• **CHALLENGE**
Copy out each line of the material below that holds the string "candlestick".

# start of SUPPLIED DATA

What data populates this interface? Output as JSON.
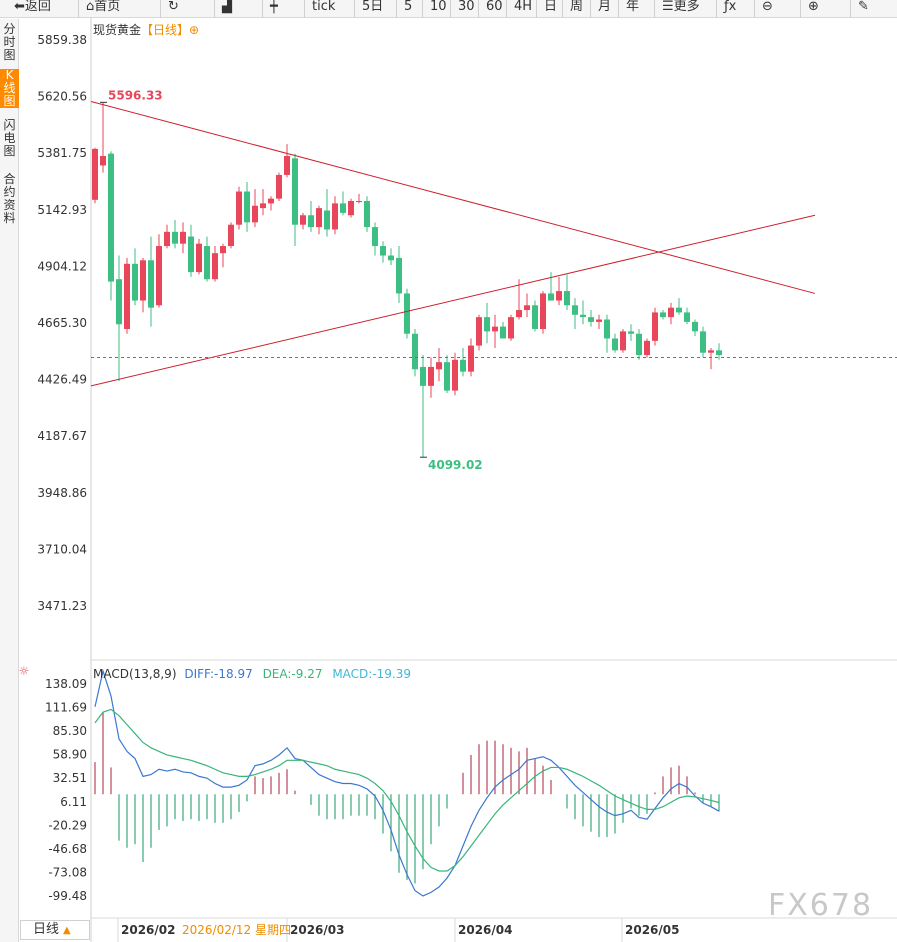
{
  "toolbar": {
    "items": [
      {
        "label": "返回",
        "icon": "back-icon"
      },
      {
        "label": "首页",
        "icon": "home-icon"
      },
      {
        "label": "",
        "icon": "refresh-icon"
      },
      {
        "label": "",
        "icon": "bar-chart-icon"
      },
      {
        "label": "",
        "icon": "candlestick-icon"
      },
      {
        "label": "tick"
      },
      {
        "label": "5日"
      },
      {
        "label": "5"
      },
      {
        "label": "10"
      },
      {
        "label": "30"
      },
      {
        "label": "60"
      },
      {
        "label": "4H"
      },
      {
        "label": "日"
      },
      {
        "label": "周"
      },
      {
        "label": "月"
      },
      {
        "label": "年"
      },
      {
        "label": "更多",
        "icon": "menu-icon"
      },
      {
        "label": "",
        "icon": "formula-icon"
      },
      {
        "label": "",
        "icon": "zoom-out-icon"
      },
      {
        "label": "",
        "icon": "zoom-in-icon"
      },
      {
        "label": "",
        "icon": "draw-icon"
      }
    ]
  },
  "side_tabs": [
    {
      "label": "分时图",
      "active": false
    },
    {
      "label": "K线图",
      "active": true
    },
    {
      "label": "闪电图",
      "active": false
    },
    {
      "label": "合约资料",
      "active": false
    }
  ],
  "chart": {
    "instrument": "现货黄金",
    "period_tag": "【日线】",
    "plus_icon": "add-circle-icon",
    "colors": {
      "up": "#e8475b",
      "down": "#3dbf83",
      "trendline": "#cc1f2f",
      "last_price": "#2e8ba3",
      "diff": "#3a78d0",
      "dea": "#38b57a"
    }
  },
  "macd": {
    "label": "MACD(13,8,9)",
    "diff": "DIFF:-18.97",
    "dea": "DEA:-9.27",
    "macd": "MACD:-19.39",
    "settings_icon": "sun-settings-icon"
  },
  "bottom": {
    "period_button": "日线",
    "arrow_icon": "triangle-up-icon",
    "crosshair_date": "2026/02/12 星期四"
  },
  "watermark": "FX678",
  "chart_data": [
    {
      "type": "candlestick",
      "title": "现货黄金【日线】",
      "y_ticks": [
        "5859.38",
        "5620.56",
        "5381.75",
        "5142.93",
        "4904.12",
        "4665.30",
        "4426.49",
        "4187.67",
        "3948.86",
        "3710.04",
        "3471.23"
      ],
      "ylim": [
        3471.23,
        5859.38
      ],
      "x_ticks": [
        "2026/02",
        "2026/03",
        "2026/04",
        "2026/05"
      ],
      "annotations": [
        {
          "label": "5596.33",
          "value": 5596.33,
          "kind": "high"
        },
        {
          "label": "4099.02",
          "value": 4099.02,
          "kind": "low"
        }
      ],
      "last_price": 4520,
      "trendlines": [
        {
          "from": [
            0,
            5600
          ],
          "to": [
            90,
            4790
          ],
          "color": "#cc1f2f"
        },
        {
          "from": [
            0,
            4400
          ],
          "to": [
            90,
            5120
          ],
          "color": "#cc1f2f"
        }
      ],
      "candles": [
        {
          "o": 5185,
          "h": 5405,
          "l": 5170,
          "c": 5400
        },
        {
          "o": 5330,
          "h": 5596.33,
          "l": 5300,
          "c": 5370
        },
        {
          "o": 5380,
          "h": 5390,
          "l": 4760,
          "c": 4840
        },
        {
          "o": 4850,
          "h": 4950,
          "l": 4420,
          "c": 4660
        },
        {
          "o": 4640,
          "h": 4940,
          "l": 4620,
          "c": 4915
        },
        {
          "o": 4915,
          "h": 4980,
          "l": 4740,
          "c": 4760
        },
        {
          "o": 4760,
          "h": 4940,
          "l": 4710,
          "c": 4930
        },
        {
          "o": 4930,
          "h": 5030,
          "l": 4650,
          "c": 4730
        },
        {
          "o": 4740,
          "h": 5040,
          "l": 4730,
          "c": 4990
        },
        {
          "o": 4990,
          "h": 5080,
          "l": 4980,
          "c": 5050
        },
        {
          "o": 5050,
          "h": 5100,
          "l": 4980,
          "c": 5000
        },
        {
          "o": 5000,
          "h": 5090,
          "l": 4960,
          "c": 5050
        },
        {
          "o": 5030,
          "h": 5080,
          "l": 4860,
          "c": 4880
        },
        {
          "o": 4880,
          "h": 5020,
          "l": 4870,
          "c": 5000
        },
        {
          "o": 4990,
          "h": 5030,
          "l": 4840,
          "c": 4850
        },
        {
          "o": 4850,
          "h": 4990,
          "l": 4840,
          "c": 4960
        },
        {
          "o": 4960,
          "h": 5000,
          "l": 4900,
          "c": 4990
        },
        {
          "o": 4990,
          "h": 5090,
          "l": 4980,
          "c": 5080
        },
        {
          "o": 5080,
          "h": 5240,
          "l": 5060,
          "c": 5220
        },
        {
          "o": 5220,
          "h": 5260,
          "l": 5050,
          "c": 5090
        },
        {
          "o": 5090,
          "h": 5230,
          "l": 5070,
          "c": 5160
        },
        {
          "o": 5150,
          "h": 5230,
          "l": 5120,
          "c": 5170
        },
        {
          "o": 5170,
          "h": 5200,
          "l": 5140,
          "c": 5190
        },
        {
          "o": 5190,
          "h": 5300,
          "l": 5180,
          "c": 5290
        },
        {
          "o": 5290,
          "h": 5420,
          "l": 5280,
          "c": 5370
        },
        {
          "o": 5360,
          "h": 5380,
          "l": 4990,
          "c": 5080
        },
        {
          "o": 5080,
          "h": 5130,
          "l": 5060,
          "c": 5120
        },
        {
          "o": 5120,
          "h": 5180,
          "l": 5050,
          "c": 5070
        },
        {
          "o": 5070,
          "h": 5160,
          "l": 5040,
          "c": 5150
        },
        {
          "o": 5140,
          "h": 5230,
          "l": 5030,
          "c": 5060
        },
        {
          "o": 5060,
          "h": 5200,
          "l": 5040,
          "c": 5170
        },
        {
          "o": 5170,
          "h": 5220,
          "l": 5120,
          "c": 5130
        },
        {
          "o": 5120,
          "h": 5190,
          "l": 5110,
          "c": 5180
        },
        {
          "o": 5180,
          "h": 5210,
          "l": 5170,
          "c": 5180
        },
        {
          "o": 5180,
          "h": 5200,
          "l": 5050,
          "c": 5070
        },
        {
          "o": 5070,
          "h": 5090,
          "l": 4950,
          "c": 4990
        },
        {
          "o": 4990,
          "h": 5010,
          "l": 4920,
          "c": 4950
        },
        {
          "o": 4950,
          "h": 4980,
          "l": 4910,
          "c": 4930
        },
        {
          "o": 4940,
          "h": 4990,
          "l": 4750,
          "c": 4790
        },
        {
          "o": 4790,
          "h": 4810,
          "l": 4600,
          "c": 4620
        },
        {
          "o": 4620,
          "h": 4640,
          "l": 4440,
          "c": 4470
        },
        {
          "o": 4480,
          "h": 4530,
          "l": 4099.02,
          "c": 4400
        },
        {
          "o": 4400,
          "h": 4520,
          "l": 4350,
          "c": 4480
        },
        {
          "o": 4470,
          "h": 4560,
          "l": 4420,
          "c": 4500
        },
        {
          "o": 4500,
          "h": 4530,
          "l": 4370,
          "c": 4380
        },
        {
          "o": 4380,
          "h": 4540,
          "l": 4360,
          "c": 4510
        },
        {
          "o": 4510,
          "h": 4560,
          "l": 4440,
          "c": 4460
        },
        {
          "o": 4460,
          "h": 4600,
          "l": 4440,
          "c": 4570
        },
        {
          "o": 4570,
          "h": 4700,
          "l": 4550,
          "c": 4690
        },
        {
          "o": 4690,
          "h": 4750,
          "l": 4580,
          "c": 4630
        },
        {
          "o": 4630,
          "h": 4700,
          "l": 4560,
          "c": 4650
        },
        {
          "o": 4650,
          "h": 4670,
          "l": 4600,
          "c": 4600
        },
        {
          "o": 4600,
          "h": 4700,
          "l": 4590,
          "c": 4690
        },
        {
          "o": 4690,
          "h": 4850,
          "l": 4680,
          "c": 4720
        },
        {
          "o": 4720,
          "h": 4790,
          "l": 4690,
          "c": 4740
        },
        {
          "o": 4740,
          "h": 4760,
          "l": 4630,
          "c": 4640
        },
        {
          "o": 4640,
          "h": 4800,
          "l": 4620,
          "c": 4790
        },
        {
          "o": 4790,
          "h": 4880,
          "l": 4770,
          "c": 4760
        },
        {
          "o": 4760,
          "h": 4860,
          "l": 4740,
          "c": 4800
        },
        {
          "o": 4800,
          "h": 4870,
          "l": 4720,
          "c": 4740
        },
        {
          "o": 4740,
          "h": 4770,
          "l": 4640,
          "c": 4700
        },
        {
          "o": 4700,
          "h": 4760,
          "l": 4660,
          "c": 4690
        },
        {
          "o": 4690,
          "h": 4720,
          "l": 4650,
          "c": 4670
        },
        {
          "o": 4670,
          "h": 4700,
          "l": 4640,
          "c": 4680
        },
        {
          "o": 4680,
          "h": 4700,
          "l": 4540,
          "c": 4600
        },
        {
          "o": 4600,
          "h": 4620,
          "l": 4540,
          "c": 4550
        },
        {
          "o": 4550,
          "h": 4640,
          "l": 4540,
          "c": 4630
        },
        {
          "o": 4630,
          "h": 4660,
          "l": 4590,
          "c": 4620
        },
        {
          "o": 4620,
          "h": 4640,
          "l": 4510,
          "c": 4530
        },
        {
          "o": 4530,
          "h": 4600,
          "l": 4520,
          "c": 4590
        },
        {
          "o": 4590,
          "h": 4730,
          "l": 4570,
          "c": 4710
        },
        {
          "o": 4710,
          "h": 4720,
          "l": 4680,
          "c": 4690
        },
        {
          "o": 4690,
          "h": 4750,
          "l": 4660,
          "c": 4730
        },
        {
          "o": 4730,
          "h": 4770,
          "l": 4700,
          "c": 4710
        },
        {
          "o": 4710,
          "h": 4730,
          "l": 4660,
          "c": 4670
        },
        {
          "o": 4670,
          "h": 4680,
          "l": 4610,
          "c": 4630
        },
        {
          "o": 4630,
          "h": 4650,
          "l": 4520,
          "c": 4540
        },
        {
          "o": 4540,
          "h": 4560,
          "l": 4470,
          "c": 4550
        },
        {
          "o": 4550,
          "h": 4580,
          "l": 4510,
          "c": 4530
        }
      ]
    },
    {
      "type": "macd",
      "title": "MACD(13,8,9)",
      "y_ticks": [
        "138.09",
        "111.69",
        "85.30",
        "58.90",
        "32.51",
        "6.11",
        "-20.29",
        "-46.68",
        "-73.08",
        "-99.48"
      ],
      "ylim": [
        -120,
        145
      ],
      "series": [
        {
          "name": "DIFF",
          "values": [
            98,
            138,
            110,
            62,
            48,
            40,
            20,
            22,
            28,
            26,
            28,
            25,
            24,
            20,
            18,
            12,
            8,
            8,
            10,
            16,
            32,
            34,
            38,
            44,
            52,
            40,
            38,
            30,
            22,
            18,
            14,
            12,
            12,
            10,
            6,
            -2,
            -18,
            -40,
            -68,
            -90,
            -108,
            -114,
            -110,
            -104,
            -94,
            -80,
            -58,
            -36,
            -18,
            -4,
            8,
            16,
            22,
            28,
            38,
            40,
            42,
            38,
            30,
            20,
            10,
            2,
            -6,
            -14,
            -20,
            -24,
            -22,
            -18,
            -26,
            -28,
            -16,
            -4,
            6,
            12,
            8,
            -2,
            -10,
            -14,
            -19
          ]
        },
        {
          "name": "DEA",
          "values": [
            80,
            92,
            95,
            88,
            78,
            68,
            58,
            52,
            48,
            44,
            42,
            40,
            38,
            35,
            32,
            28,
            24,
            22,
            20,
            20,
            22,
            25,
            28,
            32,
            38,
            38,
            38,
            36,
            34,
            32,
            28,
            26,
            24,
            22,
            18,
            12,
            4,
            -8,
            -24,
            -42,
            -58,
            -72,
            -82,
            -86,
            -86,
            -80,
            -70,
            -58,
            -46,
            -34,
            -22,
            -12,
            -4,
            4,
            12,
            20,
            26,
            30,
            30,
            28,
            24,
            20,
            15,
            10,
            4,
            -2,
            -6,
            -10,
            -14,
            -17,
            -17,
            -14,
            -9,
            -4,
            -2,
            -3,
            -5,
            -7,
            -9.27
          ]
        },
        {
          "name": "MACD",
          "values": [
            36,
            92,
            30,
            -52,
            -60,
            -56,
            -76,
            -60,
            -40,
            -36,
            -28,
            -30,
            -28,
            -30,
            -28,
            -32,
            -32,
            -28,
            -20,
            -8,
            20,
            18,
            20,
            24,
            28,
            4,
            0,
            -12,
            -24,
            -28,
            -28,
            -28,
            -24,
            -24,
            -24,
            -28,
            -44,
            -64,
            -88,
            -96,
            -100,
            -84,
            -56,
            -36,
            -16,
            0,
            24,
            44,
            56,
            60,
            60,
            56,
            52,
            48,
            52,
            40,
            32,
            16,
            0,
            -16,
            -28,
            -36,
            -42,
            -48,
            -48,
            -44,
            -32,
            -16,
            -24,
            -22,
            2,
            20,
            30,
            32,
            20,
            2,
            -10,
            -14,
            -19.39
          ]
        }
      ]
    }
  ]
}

# end of SUPPLIED DATA

• **TASK ANSWER**
        "icon": "candlestick-icon"
      "type": "candlestick",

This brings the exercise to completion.